Exercise prompt
Can you reproduce, character for character, the lines in the entries below from the one containing "preset-label: 低音を強く <box>274" through the one containing "equalizer-icon[interactable] <box>242 929", both ends included?

● ● ●

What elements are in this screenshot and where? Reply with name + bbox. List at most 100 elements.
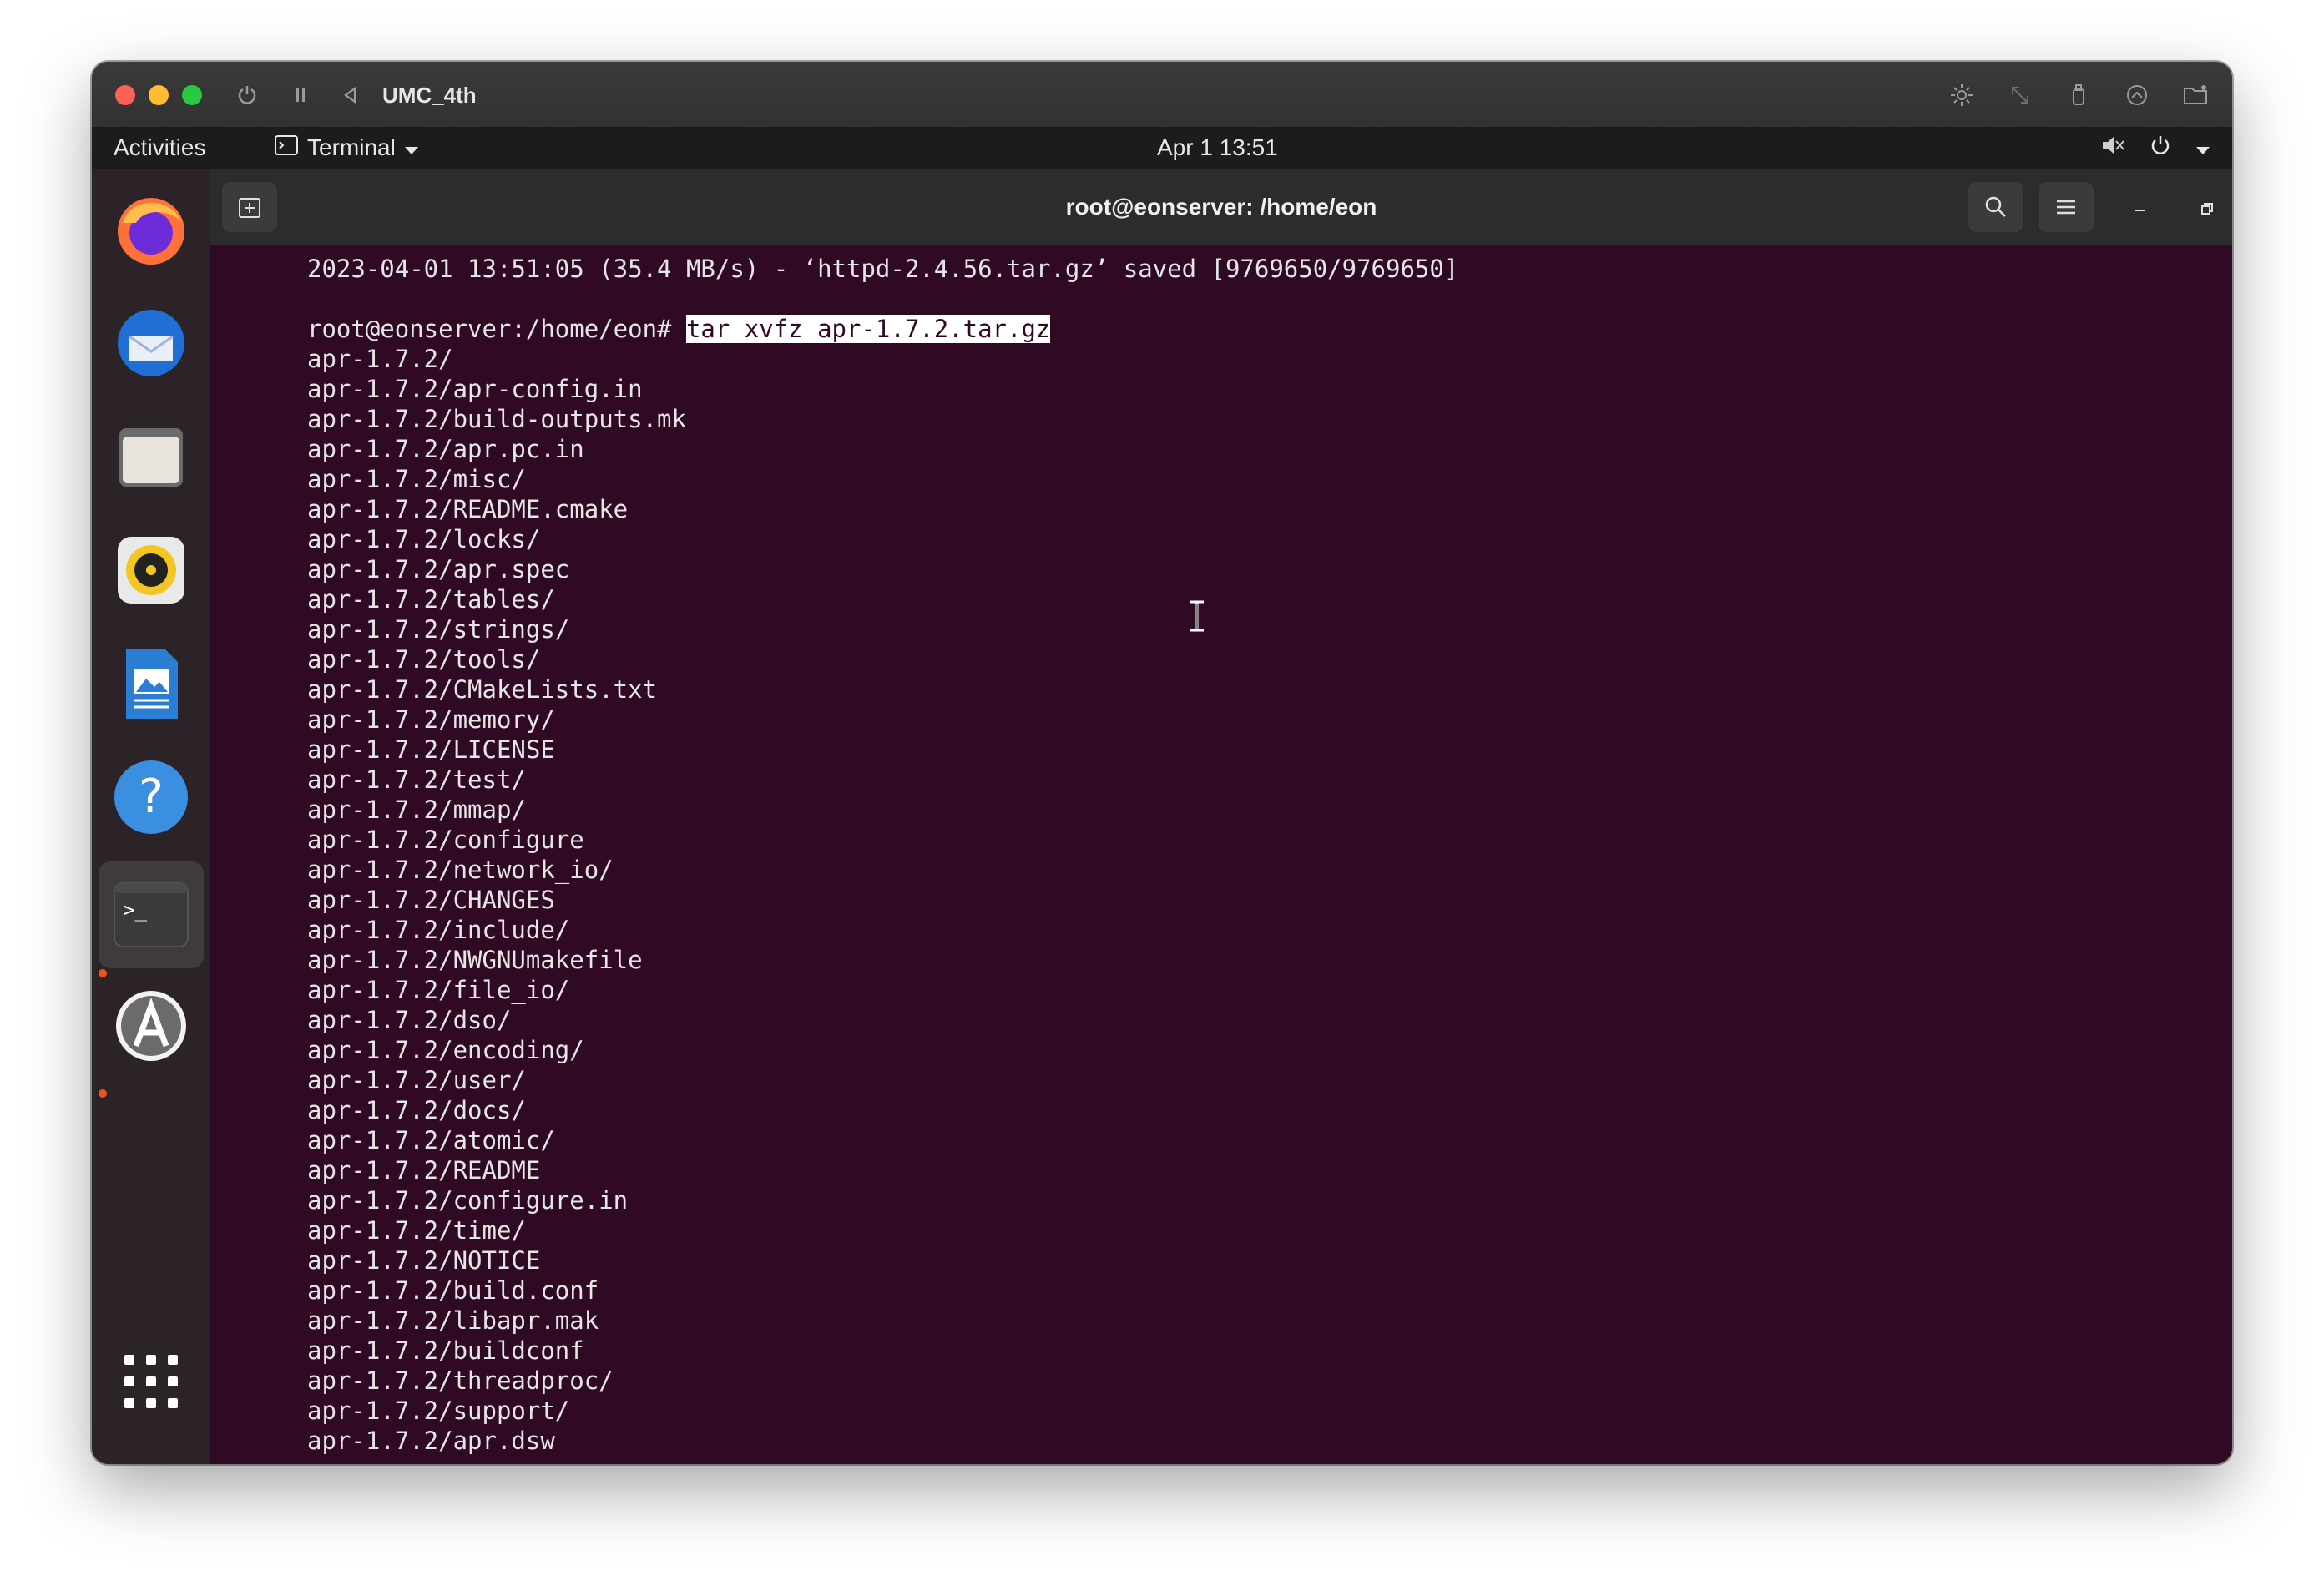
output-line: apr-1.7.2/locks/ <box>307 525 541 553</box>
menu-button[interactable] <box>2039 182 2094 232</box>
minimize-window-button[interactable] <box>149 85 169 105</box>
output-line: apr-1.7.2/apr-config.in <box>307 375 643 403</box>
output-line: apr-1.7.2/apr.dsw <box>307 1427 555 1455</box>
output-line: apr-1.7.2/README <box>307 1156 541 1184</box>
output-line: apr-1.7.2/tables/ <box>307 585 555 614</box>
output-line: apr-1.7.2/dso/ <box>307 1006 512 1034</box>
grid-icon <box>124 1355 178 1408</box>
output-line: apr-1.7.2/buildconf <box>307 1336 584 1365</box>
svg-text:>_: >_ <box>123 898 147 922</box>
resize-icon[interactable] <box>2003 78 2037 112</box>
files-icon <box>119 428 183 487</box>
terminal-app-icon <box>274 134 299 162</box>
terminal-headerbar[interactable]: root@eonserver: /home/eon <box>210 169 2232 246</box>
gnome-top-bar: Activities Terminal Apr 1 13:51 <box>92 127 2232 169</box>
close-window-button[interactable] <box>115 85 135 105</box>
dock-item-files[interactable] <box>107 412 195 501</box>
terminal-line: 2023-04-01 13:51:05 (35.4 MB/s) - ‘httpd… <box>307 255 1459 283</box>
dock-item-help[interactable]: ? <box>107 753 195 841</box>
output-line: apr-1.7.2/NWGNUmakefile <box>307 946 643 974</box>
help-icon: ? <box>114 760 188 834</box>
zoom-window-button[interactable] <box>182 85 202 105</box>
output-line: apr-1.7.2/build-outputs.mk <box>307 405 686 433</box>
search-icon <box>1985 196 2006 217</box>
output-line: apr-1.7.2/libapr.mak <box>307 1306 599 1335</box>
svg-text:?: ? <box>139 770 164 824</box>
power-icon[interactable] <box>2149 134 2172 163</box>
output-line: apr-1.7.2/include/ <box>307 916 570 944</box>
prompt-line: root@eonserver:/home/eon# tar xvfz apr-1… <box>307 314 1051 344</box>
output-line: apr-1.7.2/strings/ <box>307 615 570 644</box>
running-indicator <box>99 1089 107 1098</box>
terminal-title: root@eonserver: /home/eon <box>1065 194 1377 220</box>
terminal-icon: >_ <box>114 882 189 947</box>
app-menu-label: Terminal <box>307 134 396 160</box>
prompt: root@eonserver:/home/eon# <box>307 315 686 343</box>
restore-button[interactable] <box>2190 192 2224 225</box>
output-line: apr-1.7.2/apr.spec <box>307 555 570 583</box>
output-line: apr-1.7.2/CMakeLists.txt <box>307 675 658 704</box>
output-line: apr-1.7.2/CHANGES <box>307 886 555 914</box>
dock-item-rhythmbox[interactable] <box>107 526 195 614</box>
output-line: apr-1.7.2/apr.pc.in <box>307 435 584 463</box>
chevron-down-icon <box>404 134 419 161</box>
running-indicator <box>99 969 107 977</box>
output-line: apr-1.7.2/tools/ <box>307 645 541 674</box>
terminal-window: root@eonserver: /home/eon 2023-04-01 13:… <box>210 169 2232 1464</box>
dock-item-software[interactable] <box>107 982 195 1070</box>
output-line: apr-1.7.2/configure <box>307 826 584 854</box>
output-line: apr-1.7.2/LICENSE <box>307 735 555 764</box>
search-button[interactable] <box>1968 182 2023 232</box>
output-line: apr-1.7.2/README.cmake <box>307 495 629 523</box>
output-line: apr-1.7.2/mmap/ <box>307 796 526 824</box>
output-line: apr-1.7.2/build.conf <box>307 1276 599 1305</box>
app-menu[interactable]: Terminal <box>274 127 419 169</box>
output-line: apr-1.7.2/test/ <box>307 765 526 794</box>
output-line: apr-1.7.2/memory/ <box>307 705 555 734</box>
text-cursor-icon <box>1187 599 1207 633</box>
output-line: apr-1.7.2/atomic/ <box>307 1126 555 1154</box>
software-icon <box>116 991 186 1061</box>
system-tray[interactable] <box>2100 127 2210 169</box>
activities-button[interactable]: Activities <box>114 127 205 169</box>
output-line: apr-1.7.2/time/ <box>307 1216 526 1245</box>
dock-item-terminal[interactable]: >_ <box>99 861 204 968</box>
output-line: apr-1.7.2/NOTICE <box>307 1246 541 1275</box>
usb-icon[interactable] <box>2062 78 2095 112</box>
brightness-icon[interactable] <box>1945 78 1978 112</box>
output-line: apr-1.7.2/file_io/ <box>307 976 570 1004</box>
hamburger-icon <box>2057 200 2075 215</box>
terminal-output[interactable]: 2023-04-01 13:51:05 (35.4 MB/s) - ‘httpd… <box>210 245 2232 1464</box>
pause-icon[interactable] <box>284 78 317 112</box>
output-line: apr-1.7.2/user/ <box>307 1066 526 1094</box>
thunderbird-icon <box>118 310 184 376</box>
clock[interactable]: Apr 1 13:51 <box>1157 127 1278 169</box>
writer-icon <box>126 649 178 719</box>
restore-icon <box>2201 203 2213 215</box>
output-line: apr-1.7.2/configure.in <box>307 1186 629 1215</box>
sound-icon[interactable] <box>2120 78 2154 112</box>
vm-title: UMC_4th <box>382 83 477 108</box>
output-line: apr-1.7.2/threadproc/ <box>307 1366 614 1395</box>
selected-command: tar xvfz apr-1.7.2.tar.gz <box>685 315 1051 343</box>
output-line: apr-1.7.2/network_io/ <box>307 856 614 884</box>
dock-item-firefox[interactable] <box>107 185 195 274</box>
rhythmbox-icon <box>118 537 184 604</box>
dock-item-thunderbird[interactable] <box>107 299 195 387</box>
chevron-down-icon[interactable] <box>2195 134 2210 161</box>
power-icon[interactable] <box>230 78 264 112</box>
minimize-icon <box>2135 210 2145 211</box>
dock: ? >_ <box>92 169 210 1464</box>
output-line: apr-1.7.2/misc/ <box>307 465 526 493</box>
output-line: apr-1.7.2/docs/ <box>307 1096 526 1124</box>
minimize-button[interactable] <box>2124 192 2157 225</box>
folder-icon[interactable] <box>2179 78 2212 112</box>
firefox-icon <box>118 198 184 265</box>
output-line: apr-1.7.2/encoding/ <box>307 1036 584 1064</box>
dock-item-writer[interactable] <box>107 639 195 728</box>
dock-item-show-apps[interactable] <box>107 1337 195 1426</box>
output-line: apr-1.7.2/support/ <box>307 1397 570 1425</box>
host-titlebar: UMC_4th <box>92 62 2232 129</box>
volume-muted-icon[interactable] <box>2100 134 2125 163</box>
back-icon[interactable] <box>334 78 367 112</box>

● ● ●

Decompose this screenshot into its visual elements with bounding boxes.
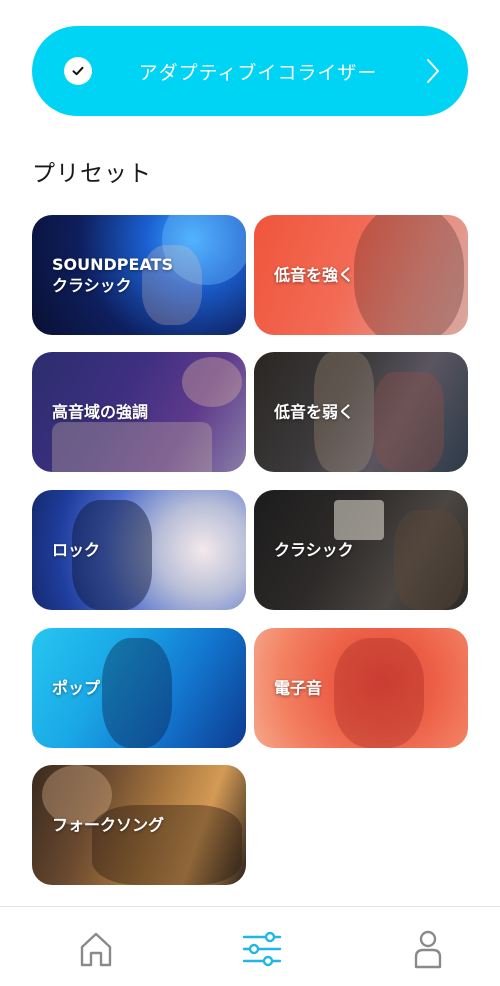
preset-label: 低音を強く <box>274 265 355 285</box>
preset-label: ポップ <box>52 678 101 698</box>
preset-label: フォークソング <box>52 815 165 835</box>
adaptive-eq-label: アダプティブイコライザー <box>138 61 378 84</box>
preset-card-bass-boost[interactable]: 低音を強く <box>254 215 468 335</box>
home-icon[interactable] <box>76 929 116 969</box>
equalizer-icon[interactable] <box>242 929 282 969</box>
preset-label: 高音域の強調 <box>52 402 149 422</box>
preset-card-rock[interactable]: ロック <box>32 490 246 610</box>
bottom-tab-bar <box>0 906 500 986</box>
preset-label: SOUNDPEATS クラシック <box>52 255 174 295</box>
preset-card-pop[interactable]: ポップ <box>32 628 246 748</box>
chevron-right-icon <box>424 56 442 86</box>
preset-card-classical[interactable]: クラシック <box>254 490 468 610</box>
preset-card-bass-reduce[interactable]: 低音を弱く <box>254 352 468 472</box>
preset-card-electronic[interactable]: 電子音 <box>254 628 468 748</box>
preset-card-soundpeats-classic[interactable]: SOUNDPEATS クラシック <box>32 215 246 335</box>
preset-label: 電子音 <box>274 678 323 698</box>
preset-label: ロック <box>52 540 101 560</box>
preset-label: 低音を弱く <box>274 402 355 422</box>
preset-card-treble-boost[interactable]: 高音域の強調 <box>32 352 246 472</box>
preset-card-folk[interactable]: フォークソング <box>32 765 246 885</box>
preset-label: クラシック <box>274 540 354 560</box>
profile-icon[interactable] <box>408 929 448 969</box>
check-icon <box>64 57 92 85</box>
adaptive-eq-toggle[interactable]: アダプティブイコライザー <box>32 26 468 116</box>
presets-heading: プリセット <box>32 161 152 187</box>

● ● ●

Written solution
preset-label: 低音を強く <box>274 265 355 285</box>
preset-label: ポップ <box>52 678 101 698</box>
preset-label: フォークソング <box>52 815 165 835</box>
adaptive-eq-label: アダプティブイコライザー <box>138 61 378 84</box>
preset-card-bass-boost[interactable]: 低音を強く <box>254 215 468 335</box>
home-icon[interactable] <box>76 929 116 969</box>
equalizer-icon[interactable] <box>242 929 282 969</box>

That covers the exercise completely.